Figure content listings
↓
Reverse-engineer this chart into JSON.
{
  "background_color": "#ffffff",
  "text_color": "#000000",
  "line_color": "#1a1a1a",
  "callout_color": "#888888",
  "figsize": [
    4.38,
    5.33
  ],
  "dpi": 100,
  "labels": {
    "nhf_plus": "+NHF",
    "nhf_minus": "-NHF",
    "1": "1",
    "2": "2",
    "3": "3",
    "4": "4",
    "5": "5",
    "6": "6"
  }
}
↑
AIM OF THE EXERCISE: Output all records verbatim.

RESULT OF THIS EXERCISE:
Reverse-engineer this chart into JSON.
{
  "background_color": "#ffffff",
  "text_color": "#000000",
  "line_color": "#1a1a1a",
  "callout_color": "#888888",
  "figsize": [
    4.38,
    5.33
  ],
  "dpi": 100,
  "labels": {
    "nhf_plus": "+NHF",
    "nhf_minus": "-NHF",
    "1": "1",
    "2": "2",
    "3": "3",
    "4": "4",
    "5": "5",
    "6": "6"
  }
}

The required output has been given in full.